▶ **WHAT IS REQUIRED**
Using the passage on Chad Post, answer these questions:
1. What is the price of the fourth of the top ten Kindle sellers listed?
2. How many translated works of fiction were published in the U.S. last year?
3. How many authors does the nonprofit publishing house publish a year?

Again, I'm at a loss. At this point in the essay, Post seems to move decisively into his own crotchety parallel universe, one where his opinions and evaluations require no evidence whatsoever. He insists nobody is reading anything but 99-cent ebooks in spite of the fact that his own list of top five sellers tells him otherwise, and meanwhile produces no figures to suggest that more people were ever reading The Right Books than are reading them now. For the record, here are the prices of the top ten sellers on Kindle at this moment: .99, 5.00, 1.99, 9.99, 7.70, 2.99, 4.99, 7.14, 12.99, and 12.99. I guess Chad Post is right: no one will ever buy anything but cheap garbage!

Like so many of the self-declared guardians of literature, Post only seems to be happy if he can define reading such that hardly anyone is actually doing it. That makes him more special, and it also makes the relative commercial failures of his press's list seem more noble: 

At the same time, I work for a nonprofit publishing house whose mission is to promote international “pure literature” to as wide an audience as possible. There were fewer than 300 translated works of fiction published in the U.S. last year. And aside from that Swedish crime writer, the other 299 sold way less than 50,000 copies. The reasons for this are diverse and complicated and occasionally xenophobic. But the point is: the 10 authors we publish a year are sort of lucky to have their books available to English readers. And they’re damn good books! Books praised by the New York Times, books that influential tastemakers gravitate towards, books that sell a few thousand copies.

▶ **INFORMATION SHOWN**
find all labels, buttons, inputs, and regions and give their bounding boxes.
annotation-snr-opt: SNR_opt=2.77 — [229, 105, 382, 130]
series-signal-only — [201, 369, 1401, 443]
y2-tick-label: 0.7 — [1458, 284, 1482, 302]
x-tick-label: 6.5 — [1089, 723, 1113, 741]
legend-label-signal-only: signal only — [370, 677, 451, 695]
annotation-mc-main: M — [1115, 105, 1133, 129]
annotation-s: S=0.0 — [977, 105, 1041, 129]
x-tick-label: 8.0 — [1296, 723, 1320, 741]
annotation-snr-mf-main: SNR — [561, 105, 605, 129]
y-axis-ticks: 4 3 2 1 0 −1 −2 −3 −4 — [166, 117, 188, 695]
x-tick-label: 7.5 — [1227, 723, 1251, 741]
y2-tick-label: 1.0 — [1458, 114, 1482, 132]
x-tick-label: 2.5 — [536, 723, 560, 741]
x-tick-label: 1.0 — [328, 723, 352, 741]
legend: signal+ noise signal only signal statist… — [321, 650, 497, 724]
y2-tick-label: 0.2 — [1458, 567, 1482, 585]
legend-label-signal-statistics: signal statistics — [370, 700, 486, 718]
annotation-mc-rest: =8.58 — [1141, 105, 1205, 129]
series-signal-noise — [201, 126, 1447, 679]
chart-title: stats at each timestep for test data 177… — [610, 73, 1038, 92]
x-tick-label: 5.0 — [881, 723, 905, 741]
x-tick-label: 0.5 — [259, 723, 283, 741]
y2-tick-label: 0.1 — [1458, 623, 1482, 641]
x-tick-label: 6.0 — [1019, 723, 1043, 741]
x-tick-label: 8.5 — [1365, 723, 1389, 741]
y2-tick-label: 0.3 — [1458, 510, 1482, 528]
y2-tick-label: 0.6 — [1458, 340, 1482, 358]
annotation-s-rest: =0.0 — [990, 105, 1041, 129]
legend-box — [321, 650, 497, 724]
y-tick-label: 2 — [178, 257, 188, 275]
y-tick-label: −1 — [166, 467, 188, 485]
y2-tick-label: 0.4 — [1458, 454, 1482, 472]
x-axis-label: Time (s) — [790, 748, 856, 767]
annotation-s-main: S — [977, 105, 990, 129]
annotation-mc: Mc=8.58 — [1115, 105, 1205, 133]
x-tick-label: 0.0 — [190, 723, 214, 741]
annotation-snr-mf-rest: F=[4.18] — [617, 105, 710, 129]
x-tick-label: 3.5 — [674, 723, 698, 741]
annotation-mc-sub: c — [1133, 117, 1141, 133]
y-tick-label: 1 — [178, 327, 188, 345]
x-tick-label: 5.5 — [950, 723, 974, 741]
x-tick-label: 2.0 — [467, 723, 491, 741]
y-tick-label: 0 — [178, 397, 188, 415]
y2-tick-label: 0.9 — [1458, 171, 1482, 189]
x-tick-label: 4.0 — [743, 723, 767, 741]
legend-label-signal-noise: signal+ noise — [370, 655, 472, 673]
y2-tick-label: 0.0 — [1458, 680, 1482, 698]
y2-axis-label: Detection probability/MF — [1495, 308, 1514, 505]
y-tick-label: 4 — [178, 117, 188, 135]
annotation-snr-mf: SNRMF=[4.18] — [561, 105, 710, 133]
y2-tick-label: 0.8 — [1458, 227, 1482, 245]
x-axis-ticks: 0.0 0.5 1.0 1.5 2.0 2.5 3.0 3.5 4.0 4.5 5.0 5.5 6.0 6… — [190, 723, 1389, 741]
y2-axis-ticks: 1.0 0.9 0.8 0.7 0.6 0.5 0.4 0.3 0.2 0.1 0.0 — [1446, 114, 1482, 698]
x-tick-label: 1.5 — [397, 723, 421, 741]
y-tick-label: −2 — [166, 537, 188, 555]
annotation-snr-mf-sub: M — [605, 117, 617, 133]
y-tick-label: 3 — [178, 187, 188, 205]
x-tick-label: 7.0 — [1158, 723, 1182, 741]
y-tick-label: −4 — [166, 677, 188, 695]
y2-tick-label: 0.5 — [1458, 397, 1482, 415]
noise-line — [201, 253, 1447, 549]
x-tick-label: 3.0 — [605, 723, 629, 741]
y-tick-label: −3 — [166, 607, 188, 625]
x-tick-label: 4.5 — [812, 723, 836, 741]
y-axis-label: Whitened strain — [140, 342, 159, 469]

▶ **SOLVED EXERCISE**
1. 9.99
2. Fewer than 300
3. 10